Records from a data source:
--- START ---
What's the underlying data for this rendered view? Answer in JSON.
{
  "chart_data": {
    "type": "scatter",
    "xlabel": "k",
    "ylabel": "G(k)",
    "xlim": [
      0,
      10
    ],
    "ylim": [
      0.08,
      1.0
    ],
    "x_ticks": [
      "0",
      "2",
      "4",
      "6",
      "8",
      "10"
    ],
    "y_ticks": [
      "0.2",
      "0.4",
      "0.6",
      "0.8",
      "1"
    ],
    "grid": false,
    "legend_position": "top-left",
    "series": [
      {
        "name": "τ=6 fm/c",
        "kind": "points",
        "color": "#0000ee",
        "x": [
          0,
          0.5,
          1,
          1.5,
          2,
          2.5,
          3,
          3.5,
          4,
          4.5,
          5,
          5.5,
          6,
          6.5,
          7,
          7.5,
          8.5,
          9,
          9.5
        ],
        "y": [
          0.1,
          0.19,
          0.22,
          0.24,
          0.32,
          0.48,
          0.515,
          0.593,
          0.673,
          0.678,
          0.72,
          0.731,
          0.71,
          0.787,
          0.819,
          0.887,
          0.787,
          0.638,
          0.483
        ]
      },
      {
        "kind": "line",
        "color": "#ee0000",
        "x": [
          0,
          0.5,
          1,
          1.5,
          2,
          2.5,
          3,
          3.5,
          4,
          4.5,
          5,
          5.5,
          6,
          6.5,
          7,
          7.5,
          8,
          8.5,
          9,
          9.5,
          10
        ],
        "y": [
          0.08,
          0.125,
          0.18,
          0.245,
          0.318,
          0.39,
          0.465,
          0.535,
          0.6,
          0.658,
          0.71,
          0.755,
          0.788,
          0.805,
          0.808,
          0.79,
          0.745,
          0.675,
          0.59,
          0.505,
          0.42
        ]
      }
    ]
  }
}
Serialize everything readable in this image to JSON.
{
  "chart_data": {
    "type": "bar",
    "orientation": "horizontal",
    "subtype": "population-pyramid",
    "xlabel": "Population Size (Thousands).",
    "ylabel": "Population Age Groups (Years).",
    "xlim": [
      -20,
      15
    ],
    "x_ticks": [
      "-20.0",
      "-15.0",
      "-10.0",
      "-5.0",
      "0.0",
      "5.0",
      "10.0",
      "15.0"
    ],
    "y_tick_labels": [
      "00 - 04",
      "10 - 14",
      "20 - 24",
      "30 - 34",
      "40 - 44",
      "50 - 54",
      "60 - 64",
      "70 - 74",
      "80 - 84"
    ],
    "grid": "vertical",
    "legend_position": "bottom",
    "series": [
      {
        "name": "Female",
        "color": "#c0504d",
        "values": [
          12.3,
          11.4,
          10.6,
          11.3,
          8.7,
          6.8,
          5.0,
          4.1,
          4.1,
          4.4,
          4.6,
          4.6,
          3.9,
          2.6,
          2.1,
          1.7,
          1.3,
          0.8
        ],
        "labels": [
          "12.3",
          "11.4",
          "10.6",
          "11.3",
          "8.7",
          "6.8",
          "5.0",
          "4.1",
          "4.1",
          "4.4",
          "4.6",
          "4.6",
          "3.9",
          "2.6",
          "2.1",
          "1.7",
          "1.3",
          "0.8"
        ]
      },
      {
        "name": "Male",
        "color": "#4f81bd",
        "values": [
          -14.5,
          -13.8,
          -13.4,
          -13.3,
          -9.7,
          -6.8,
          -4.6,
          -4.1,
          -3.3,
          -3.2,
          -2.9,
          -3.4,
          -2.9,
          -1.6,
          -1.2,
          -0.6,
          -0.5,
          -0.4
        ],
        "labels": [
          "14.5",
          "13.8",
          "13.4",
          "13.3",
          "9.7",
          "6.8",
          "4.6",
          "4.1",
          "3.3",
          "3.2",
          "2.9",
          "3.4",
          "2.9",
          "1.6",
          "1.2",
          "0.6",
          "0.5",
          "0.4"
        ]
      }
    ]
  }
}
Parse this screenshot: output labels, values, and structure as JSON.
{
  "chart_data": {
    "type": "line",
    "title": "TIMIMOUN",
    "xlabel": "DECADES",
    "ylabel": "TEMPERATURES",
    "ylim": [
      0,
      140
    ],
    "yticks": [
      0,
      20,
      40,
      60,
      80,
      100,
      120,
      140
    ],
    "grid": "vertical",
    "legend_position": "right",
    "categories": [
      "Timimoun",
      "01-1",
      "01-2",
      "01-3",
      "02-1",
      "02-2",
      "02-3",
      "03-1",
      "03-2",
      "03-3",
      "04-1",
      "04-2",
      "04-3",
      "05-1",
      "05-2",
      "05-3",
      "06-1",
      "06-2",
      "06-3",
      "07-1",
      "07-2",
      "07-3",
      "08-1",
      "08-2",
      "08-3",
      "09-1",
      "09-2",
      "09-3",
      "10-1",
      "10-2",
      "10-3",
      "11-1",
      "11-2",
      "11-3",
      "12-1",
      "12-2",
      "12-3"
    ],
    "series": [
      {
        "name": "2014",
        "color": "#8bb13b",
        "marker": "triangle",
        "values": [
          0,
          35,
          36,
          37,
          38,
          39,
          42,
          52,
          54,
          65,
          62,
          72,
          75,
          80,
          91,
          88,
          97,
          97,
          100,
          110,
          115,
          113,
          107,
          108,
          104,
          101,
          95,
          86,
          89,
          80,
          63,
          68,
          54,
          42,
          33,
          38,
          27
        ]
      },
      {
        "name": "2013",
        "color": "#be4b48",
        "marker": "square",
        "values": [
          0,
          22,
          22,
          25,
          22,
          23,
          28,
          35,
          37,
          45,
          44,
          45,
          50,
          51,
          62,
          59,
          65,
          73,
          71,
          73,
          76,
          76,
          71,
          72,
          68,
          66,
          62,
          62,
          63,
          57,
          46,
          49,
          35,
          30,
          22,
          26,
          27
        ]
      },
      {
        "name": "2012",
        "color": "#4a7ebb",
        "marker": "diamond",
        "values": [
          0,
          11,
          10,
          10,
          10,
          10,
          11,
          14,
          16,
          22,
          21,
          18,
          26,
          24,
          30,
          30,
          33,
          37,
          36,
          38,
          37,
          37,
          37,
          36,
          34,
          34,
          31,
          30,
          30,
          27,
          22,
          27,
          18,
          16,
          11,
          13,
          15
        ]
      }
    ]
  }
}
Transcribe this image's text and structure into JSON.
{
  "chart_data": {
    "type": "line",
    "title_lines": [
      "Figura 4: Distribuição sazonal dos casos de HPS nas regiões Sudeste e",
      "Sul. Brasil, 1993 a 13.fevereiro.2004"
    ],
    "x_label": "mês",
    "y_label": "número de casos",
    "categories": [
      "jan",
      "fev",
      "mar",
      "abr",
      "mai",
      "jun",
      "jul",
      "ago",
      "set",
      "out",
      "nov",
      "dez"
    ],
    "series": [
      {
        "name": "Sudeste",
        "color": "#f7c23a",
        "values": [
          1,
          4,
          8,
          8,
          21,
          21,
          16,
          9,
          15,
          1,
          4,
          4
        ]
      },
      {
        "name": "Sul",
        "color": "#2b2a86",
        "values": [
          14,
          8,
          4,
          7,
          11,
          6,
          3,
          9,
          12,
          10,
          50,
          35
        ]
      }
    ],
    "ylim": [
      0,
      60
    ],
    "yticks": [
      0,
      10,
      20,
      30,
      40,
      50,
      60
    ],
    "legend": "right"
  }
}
--- END ---
**EXERCISE REQUIREMENTS:** Reproduce the records above exactly.

**CORRECT OUTPUT:**
What's the underlying data for this rendered view? Answer in JSON.
{
  "chart_data": {
    "type": "scatter",
    "xlabel": "k",
    "ylabel": "G(k)",
    "xlim": [
      0,
      10
    ],
    "ylim": [
      0.08,
      1.0
    ],
    "x_ticks": [
      "0",
      "2",
      "4",
      "6",
      "8",
      "10"
    ],
    "y_ticks": [
      "0.2",
      "0.4",
      "0.6",
      "0.8",
      "1"
    ],
    "grid": false,
    "legend_position": "top-left",
    "series": [
      {
        "name": "τ=6 fm/c",
        "kind": "points",
        "color": "#0000ee",
        "x": [
          0,
          0.5,
          1,
          1.5,
          2,
          2.5,
          3,
          3.5,
          4,
          4.5,
          5,
          5.5,
          6,
          6.5,
          7,
          7.5,
          8.5,
          9,
          9.5
        ],
        "y": [
          0.1,
          0.19,
          0.22,
          0.24,
          0.32,
          0.48,
          0.515,
          0.593,
          0.673,
          0.678,
          0.72,
          0.731,
          0.71,
          0.787,
          0.819,
          0.887,
          0.787,
          0.638,
          0.483
        ]
      },
      {
        "kind": "line",
        "color": "#ee0000",
        "x": [
          0,
          0.5,
          1,
          1.5,
          2,
          2.5,
          3,
          3.5,
          4,
          4.5,
          5,
          5.5,
          6,
          6.5,
          7,
          7.5,
          8,
          8.5,
          9,
          9.5,
          10
        ],
        "y": [
          0.08,
          0.125,
          0.18,
          0.245,
          0.318,
          0.39,
          0.465,
          0.535,
          0.6,
          0.658,
          0.71,
          0.755,
          0.788,
          0.805,
          0.808,
          0.79,
          0.745,
          0.675,
          0.59,
          0.505,
          0.42
        ]
      }
    ]
  }
}
Serialize everything readable in this image to JSON.
{
  "chart_data": {
    "type": "bar",
    "orientation": "horizontal",
    "subtype": "population-pyramid",
    "xlabel": "Population Size (Thousands).",
    "ylabel": "Population Age Groups (Years).",
    "xlim": [
      -20,
      15
    ],
    "x_ticks": [
      "-20.0",
      "-15.0",
      "-10.0",
      "-5.0",
      "0.0",
      "5.0",
      "10.0",
      "15.0"
    ],
    "y_tick_labels": [
      "00 - 04",
      "10 - 14",
      "20 - 24",
      "30 - 34",
      "40 - 44",
      "50 - 54",
      "60 - 64",
      "70 - 74",
      "80 - 84"
    ],
    "grid": "vertical",
    "legend_position": "bottom",
    "series": [
      {
        "name": "Female",
        "color": "#c0504d",
        "values": [
          12.3,
          11.4,
          10.6,
          11.3,
          8.7,
          6.8,
          5.0,
          4.1,
          4.1,
          4.4,
          4.6,
          4.6,
          3.9,
          2.6,
          2.1,
          1.7,
          1.3,
          0.8
        ],
        "labels": [
          "12.3",
          "11.4",
          "10.6",
          "11.3",
          "8.7",
          "6.8",
          "5.0",
          "4.1",
          "4.1",
          "4.4",
          "4.6",
          "4.6",
          "3.9",
          "2.6",
          "2.1",
          "1.7",
          "1.3",
          "0.8"
        ]
      },
      {
        "name": "Male",
        "color": "#4f81bd",
        "values": [
          -14.5,
          -13.8,
          -13.4,
          -13.3,
          -9.7,
          -6.8,
          -4.6,
          -4.1,
          -3.3,
          -3.2,
          -2.9,
          -3.4,
          -2.9,
          -1.6,
          -1.2,
          -0.6,
          -0.5,
          -0.4
        ],
        "labels": [
          "14.5",
          "13.8",
          "13.4",
          "13.3",
          "9.7",
          "6.8",
          "4.6",
          "4.1",
          "3.3",
          "3.2",
          "2.9",
          "3.4",
          "2.9",
          "1.6",
          "1.2",
          "0.6",
          "0.5",
          "0.4"
        ]
      }
    ]
  }
}
Parse this screenshot: output labels, values, and structure as JSON.
{
  "chart_data": {
    "type": "line",
    "title": "TIMIMOUN",
    "xlabel": "DECADES",
    "ylabel": "TEMPERATURES",
    "ylim": [
      0,
      140
    ],
    "yticks": [
      0,
      20,
      40,
      60,
      80,
      100,
      120,
      140
    ],
    "grid": "vertical",
    "legend_position": "right",
    "categories": [
      "Timimoun",
      "01-1",
      "01-2",
      "01-3",
      "02-1",
      "02-2",
      "02-3",
      "03-1",
      "03-2",
      "03-3",
      "04-1",
      "04-2",
      "04-3",
      "05-1",
      "05-2",
      "05-3",
      "06-1",
      "06-2",
      "06-3",
      "07-1",
      "07-2",
      "07-3",
      "08-1",
      "08-2",
      "08-3",
      "09-1",
      "09-2",
      "09-3",
      "10-1",
      "10-2",
      "10-3",
      "11-1",
      "11-2",
      "11-3",
      "12-1",
      "12-2",
      "12-3"
    ],
    "series": [
      {
        "name": "2014",
        "color": "#8bb13b",
        "marker": "triangle",
        "values": [
          0,
          35,
          36,
          37,
          38,
          39,
          42,
          52,
          54,
          65,
          62,
          72,
          75,
          80,
          91,
          88,
          97,
          97,
          100,
          110,
          115,
          113,
          107,
          108,
          104,
          101,
          95,
          86,
          89,
          80,
          63,
          68,
          54,
          42,
          33,
          38,
          27
        ]
      },
      {
        "name": "2013",
        "color": "#be4b48",
        "marker": "square",
        "values": [
          0,
          22,
          22,
          25,
          22,
          23,
          28,
          35,
          37,
          45,
          44,
          45,
          50,
          51,
          62,
          59,
          65,
          73,
          71,
          73,
          76,
          76,
          71,
          72,
          68,
          66,
          62,
          62,
          63,
          57,
          46,
          49,
          35,
          30,
          22,
          26,
          27
        ]
      },
      {
        "name": "2012",
        "color": "#4a7ebb",
        "marker": "diamond",
        "values": [
          0,
          11,
          10,
          10,
          10,
          10,
          11,
          14,
          16,
          22,
          21,
          18,
          26,
          24,
          30,
          30,
          33,
          37,
          36,
          38,
          37,
          37,
          37,
          36,
          34,
          34,
          31,
          30,
          30,
          27,
          22,
          27,
          18,
          16,
          11,
          13,
          15
        ]
      }
    ]
  }
}
Transcribe this image's text and structure into JSON.
{
  "chart_data": {
    "type": "line",
    "title_lines": [
      "Figura 4: Distribuição sazonal dos casos de HPS nas regiões Sudeste e",
      "Sul. Brasil, 1993 a 13.fevereiro.2004"
    ],
    "x_label": "mês",
    "y_label": "número de casos",
    "categories": [
      "jan",
      "fev",
      "mar",
      "abr",
      "mai",
      "jun",
      "jul",
      "ago",
      "set",
      "out",
      "nov",
      "dez"
    ],
    "series": [
      {
        "name": "Sudeste",
        "color": "#f7c23a",
        "values": [
          1,
          4,
          8,
          8,
          21,
          21,
          16,
          9,
          15,
          1,
          4,
          4
        ]
      },
      {
        "name": "Sul",
        "color": "#2b2a86",
        "values": [
          14,
          8,
          4,
          7,
          11,
          6,
          3,
          9,
          12,
          10,
          50,
          35
        ]
      }
    ],
    "ylim": [
      0,
      60
    ],
    "yticks": [
      0,
      10,
      20,
      30,
      40,
      50,
      60
    ],
    "legend": "right"
  }
}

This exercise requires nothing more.